--- begin ---

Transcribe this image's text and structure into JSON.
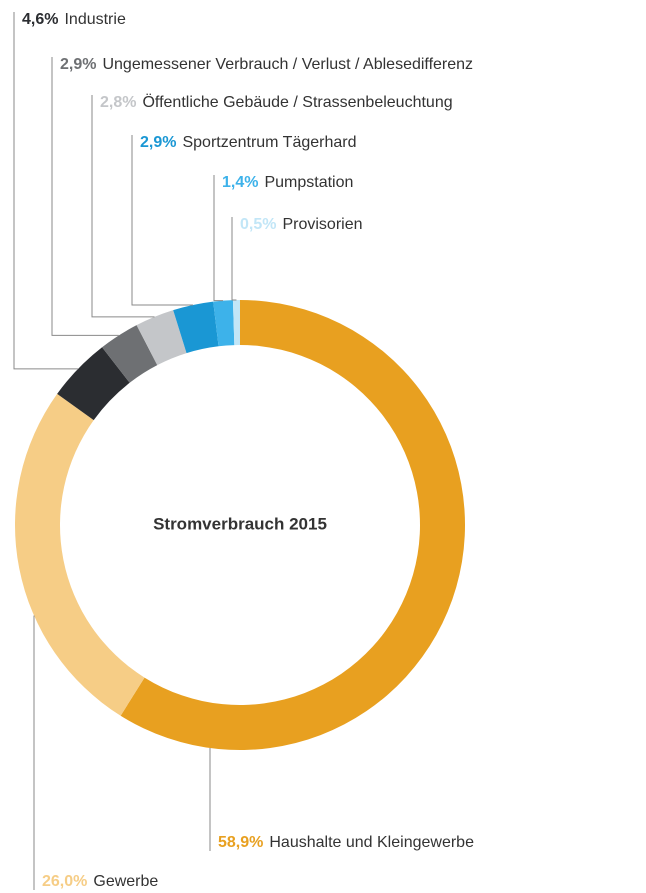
{
  "chart_data": {
    "type": "donut",
    "title": "Stromverbrauch 2015",
    "categories": [
      "Haushalte und Kleingewerbe",
      "Gewerbe",
      "Industrie",
      "Ungemessener Verbrauch / Verlust / Ablesedifferenz",
      "Öffentliche Gebäude / Strassenbeleuchtung",
      "Sportzentrum Tägerhard",
      "Pumpstation",
      "Provisorien"
    ],
    "values": [
      58.9,
      26.0,
      4.6,
      2.9,
      2.8,
      2.9,
      1.4,
      0.5
    ],
    "value_labels": [
      "58,9%",
      "26,0%",
      "4,6%",
      "2,9%",
      "2,8%",
      "2,9%",
      "1,4%",
      "0,5%"
    ],
    "colors": [
      "#e8a020",
      "#f6cd86",
      "#2b2d31",
      "#6e7073",
      "#c4c6c9",
      "#1a97d4",
      "#3db2ea",
      "#c2e6f7"
    ]
  }
}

--- end ---

Task prompt ▸ Exclude the pictures, and transcribe all of the material exactly.

Reply to the task ▸
Transcribe this image's text and structure into JSON.
{
  "chart_data": {
    "type": "donut",
    "title": "Stromverbrauch 2015",
    "categories": [
      "Haushalte und Kleingewerbe",
      "Gewerbe",
      "Industrie",
      "Ungemessener Verbrauch / Verlust / Ablesedifferenz",
      "Öffentliche Gebäude / Strassenbeleuchtung",
      "Sportzentrum Tägerhard",
      "Pumpstation",
      "Provisorien"
    ],
    "values": [
      58.9,
      26.0,
      4.6,
      2.9,
      2.8,
      2.9,
      1.4,
      0.5
    ],
    "value_labels": [
      "58,9%",
      "26,0%",
      "4,6%",
      "2,9%",
      "2,8%",
      "2,9%",
      "1,4%",
      "0,5%"
    ],
    "colors": [
      "#e8a020",
      "#f6cd86",
      "#2b2d31",
      "#6e7073",
      "#c4c6c9",
      "#1a97d4",
      "#3db2ea",
      "#c2e6f7"
    ]
  }
}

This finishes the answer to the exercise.